**WHAT THE EXERCISE ASKS:**
Word for word, quote all of the material, omitting the pictures.

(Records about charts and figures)
+--

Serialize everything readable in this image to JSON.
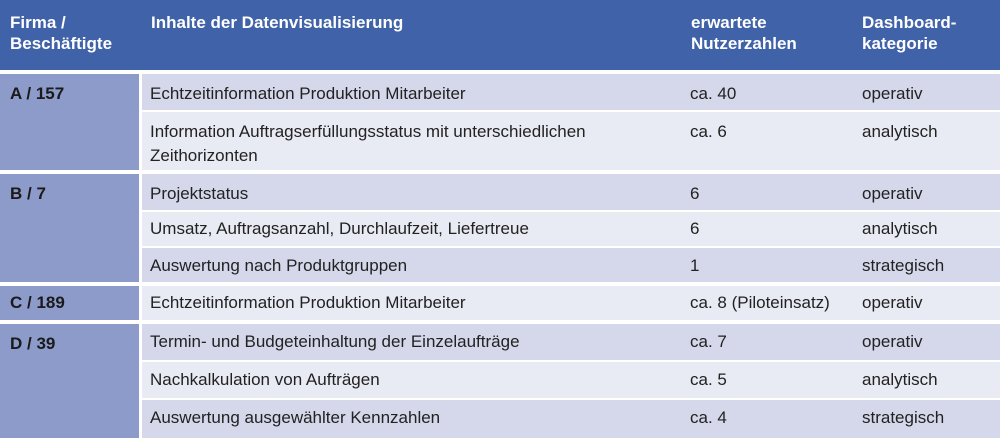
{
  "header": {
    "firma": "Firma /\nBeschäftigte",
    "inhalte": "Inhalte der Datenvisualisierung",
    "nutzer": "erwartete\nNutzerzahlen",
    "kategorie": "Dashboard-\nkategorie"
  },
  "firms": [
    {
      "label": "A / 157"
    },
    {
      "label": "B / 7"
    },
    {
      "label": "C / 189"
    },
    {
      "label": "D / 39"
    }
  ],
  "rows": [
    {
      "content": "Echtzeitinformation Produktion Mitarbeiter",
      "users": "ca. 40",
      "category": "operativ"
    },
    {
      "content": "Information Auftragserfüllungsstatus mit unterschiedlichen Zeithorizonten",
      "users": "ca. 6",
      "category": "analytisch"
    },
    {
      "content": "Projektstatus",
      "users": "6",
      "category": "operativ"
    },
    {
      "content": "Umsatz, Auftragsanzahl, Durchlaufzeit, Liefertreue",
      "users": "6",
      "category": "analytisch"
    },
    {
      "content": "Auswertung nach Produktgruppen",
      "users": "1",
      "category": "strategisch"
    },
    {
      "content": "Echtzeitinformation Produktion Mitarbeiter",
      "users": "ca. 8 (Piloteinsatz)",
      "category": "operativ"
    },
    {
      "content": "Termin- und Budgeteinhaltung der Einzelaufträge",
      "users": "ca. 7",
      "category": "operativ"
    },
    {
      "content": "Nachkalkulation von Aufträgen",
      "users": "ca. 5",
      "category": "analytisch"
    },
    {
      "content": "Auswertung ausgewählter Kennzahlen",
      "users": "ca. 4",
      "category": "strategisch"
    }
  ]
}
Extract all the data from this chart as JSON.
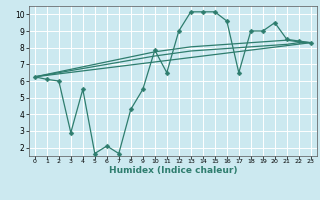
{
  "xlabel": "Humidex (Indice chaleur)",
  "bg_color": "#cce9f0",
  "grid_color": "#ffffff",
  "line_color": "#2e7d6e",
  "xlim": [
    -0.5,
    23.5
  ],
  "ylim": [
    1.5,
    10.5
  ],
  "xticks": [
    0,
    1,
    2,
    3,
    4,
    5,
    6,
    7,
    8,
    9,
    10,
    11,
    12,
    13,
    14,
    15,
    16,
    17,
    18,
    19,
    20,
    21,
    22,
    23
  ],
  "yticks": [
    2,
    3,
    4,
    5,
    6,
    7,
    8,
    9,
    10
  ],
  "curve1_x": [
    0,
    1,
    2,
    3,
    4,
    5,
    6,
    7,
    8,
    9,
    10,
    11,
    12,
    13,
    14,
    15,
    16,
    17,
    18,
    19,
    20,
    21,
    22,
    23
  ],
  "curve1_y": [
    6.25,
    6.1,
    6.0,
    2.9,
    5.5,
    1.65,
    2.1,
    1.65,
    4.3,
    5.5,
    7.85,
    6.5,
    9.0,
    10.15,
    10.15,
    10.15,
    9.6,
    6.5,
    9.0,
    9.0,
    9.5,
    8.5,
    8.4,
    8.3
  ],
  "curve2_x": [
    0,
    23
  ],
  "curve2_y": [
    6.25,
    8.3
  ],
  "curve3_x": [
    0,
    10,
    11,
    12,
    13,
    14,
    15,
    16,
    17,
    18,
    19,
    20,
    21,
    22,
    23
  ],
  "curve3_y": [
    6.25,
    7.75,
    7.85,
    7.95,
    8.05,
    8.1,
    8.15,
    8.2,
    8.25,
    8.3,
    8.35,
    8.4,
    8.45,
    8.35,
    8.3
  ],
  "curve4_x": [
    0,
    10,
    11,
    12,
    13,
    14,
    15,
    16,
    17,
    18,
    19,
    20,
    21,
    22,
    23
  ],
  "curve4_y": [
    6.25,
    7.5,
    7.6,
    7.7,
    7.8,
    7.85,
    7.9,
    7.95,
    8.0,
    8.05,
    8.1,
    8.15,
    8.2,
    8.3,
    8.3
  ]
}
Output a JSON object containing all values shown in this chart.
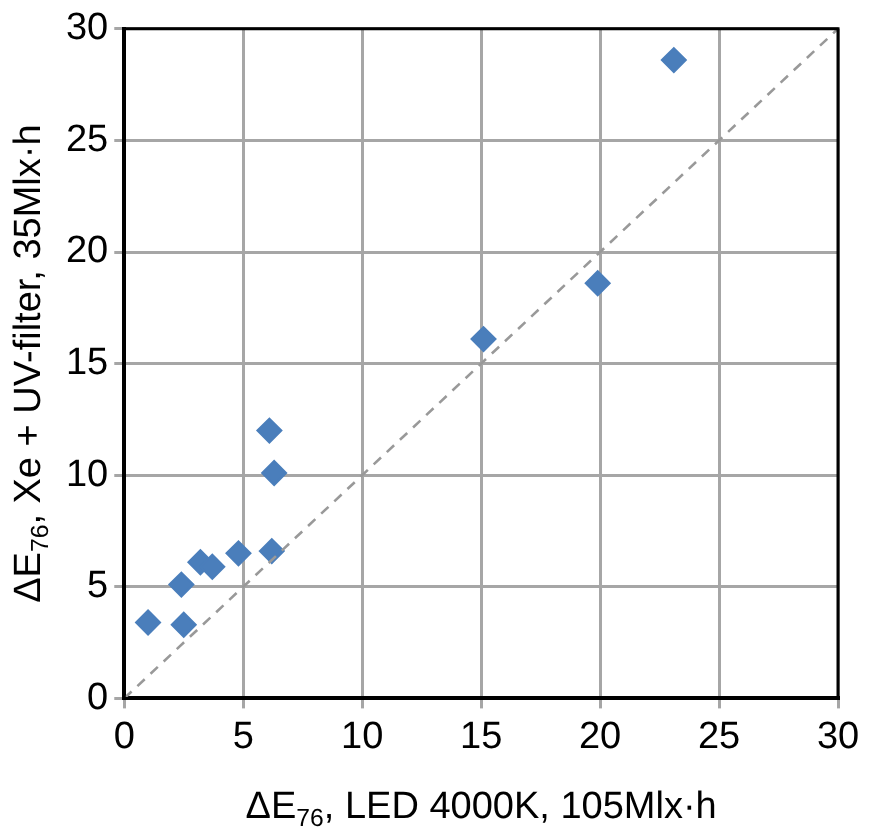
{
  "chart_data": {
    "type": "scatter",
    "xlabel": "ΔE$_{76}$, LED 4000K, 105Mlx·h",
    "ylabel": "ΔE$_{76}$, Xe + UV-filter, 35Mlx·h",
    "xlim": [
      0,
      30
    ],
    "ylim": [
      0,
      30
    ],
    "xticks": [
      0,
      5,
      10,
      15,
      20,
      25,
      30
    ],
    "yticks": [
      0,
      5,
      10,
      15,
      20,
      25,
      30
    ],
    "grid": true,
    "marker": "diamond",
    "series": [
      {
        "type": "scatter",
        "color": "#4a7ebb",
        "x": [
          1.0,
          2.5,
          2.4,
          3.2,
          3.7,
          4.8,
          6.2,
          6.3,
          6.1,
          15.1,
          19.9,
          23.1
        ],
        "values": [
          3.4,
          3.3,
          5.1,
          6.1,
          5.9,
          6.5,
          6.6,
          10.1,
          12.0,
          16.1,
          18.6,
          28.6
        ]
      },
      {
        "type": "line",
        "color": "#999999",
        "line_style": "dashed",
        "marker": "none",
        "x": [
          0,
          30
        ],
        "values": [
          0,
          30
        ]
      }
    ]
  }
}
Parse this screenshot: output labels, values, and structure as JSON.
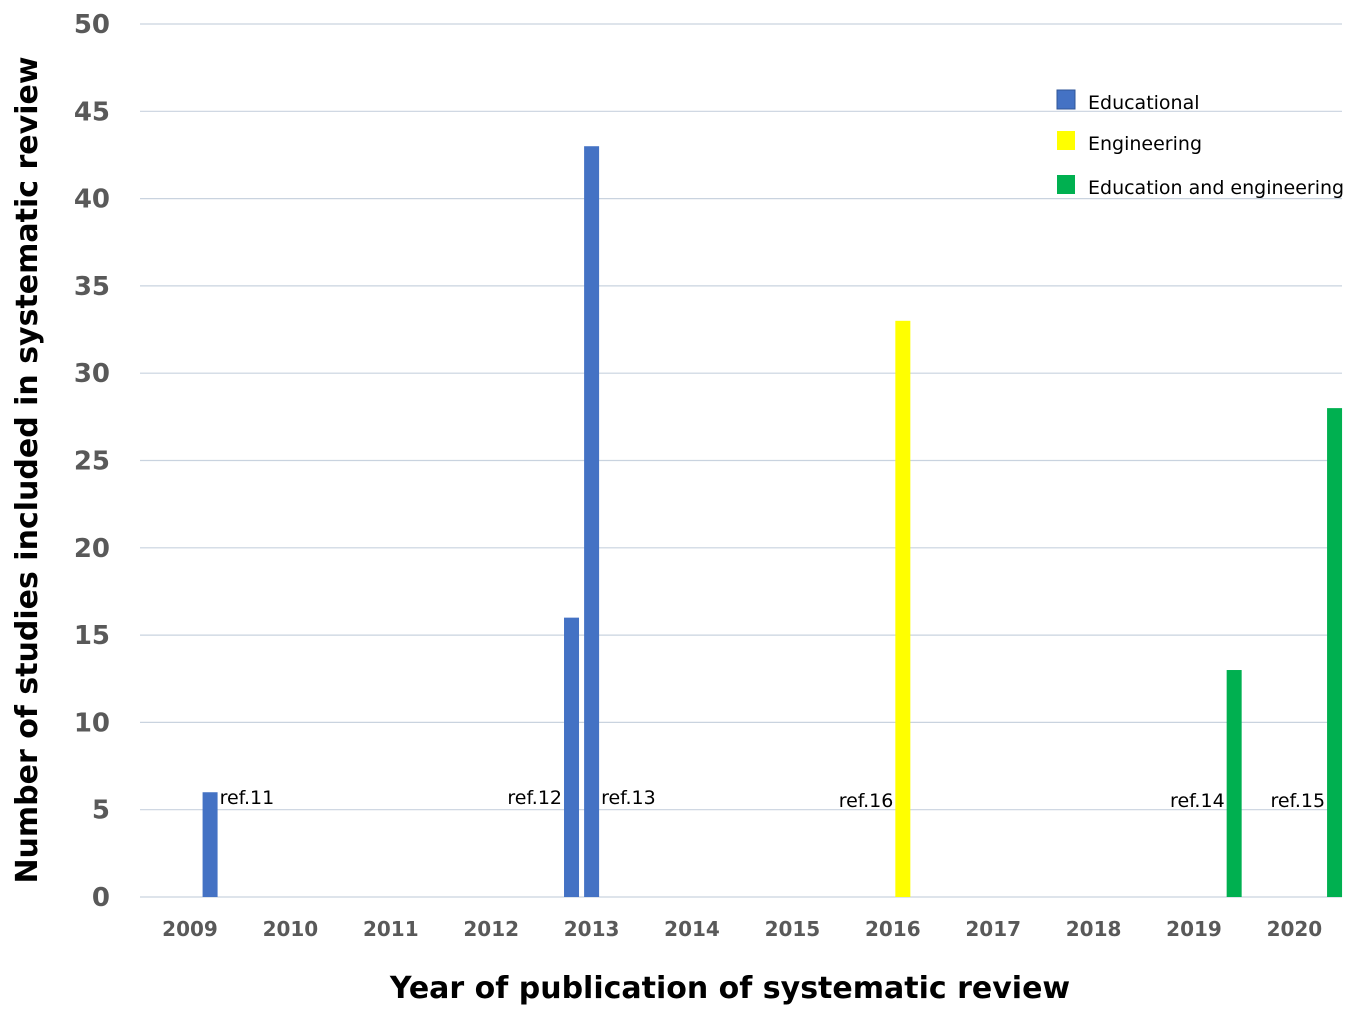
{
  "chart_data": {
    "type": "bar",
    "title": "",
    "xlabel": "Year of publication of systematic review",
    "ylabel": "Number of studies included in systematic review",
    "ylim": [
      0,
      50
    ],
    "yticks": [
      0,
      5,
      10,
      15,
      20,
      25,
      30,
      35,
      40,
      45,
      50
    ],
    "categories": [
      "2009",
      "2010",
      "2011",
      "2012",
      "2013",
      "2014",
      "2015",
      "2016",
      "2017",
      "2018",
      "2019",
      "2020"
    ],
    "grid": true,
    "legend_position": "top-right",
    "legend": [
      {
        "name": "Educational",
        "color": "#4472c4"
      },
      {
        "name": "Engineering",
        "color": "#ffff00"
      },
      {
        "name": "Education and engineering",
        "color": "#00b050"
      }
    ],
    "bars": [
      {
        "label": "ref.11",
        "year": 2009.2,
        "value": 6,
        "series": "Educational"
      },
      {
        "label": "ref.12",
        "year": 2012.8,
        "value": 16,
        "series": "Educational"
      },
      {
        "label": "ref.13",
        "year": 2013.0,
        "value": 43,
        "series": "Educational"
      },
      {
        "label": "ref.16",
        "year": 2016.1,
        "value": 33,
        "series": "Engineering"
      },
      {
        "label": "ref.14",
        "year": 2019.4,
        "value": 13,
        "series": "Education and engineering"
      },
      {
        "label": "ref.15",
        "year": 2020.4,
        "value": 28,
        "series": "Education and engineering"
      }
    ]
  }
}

+--

**FINISHED TASK:**
Serialize everything readable in this image to JSON.
{
  "header": {
    "firma": "Firma /\nBeschäftigte",
    "inhalte": "Inhalte der Datenvisualisierung",
    "nutzer": "erwartete\nNutzerzahlen",
    "kategorie": "Dashboard-\nkategorie"
  },
  "firms": [
    {
      "label": "A / 157"
    },
    {
      "label": "B / 7"
    },
    {
      "label": "C / 189"
    },
    {
      "label": "D / 39"
    }
  ],
  "rows": [
    {
      "content": "Echtzeitinformation Produktion Mitarbeiter",
      "users": "ca. 40",
      "category": "operativ"
    },
    {
      "content": "Information Auftragserfüllungsstatus mit unterschiedlichen Zeithorizonten",
      "users": "ca. 6",
      "category": "analytisch"
    },
    {
      "content": "Projektstatus",
      "users": "6",
      "category": "operativ"
    },
    {
      "content": "Umsatz, Auftragsanzahl, Durchlaufzeit, Liefertreue",
      "users": "6",
      "category": "analytisch"
    },
    {
      "content": "Auswertung nach Produktgruppen",
      "users": "1",
      "category": "strategisch"
    },
    {
      "content": "Echtzeitinformation Produktion Mitarbeiter",
      "users": "ca. 8 (Piloteinsatz)",
      "category": "operativ"
    },
    {
      "content": "Termin- und Budgeteinhaltung der Einzelaufträge",
      "users": "ca. 7",
      "category": "operativ"
    },
    {
      "content": "Nachkalkulation von Aufträgen",
      "users": "ca. 5",
      "category": "analytisch"
    },
    {
      "content": "Auswertung ausgewählter Kennzahlen",
      "users": "ca. 4",
      "category": "strategisch"
    }
  ]
}
Extract all the data from this chart as JSON.
{
  "xlabel": "Humidex (Indice chaleur)",
  "bg_color": "#cce9f0",
  "grid_color": "#ffffff",
  "line_color": "#2e7d6e",
  "xlim": [
    -0.5,
    23.5
  ],
  "ylim": [
    1.5,
    10.5
  ],
  "xticks": [
    0,
    1,
    2,
    3,
    4,
    5,
    6,
    7,
    8,
    9,
    10,
    11,
    12,
    13,
    14,
    15,
    16,
    17,
    18,
    19,
    20,
    21,
    22,
    23
  ],
  "yticks": [
    2,
    3,
    4,
    5,
    6,
    7,
    8,
    9,
    10
  ],
  "curve1_x": [
    0,
    1,
    2,
    3,
    4,
    5,
    6,
    7,
    8,
    9,
    10,
    11,
    12,
    13,
    14,
    15,
    16,
    17,
    18,
    19,
    20,
    21,
    22,
    23
  ],
  "curve1_y": [
    6.25,
    6.1,
    6.0,
    2.9,
    5.5,
    1.65,
    2.1,
    1.65,
    4.3,
    5.5,
    7.85,
    6.5,
    9.0,
    10.15,
    10.15,
    10.15,
    9.6,
    6.5,
    9.0,
    9.0,
    9.5,
    8.5,
    8.4,
    8.3
  ],
  "curve2_x": [
    0,
    23
  ],
  "curve2_y": [
    6.25,
    8.3
  ],
  "curve3_x": [
    0,
    10,
    11,
    12,
    13,
    14,
    15,
    16,
    17,
    18,
    19,
    20,
    21,
    22,
    23
  ],
  "curve3_y": [
    6.25,
    7.75,
    7.85,
    7.95,
    8.05,
    8.1,
    8.15,
    8.2,
    8.25,
    8.3,
    8.35,
    8.4,
    8.45,
    8.35,
    8.3
  ],
  "curve4_x": [
    0,
    10,
    11,
    12,
    13,
    14,
    15,
    16,
    17,
    18,
    19,
    20,
    21,
    22,
    23
  ],
  "curve4_y": [
    6.25,
    7.5,
    7.6,
    7.7,
    7.8,
    7.85,
    7.9,
    7.95,
    8.0,
    8.05,
    8.1,
    8.15,
    8.2,
    8.3,
    8.3
  ]
}
Output a JSON object containing all values shown in this chart.
{
  "chart_data": {
    "type": "scatter",
    "xlabel": "ΔE$_{76}$, LED 4000K, 105Mlx·h",
    "ylabel": "ΔE$_{76}$, Xe + UV-filter, 35Mlx·h",
    "xlim": [
      0,
      30
    ],
    "ylim": [
      0,
      30
    ],
    "xticks": [
      0,
      5,
      10,
      15,
      20,
      25,
      30
    ],
    "yticks": [
      0,
      5,
      10,
      15,
      20,
      25,
      30
    ],
    "grid": true,
    "marker": "diamond",
    "series": [
      {
        "type": "scatter",
        "color": "#4a7ebb",
        "x": [
          1.0,
          2.5,
          2.4,
          3.2,
          3.7,
          4.8,
          6.2,
          6.3,
          6.1,
          15.1,
          19.9,
          23.1
        ],
        "values": [
          3.4,
          3.3,
          5.1,
          6.1,
          5.9,
          6.5,
          6.6,
          10.1,
          12.0,
          16.1,
          18.6,
          28.6
        ]
      },
      {
        "type": "line",
        "color": "#999999",
        "line_style": "dashed",
        "marker": "none",
        "x": [
          0,
          30
        ],
        "values": [
          0,
          30
        ]
      }
    ]
  }
}
Parse this screenshot: output labels, values, and structure as JSON.
{
  "chart_data": {
    "type": "bar",
    "title": "",
    "xlabel": "Year of publication of systematic review",
    "ylabel": "Number of studies included in systematic review",
    "ylim": [
      0,
      50
    ],
    "yticks": [
      0,
      5,
      10,
      15,
      20,
      25,
      30,
      35,
      40,
      45,
      50
    ],
    "categories": [
      "2009",
      "2010",
      "2011",
      "2012",
      "2013",
      "2014",
      "2015",
      "2016",
      "2017",
      "2018",
      "2019",
      "2020"
    ],
    "grid": true,
    "legend_position": "top-right",
    "legend": [
      {
        "name": "Educational",
        "color": "#4472c4"
      },
      {
        "name": "Engineering",
        "color": "#ffff00"
      },
      {
        "name": "Education and engineering",
        "color": "#00b050"
      }
    ],
    "bars": [
      {
        "label": "ref.11",
        "year": 2009.2,
        "value": 6,
        "series": "Educational"
      },
      {
        "label": "ref.12",
        "year": 2012.8,
        "value": 16,
        "series": "Educational"
      },
      {
        "label": "ref.13",
        "year": 2013.0,
        "value": 43,
        "series": "Educational"
      },
      {
        "label": "ref.16",
        "year": 2016.1,
        "value": 33,
        "series": "Engineering"
      },
      {
        "label": "ref.14",
        "year": 2019.4,
        "value": 13,
        "series": "Education and engineering"
      },
      {
        "label": "ref.15",
        "year": 2020.4,
        "value": 28,
        "series": "Education and engineering"
      }
    ]
  }
}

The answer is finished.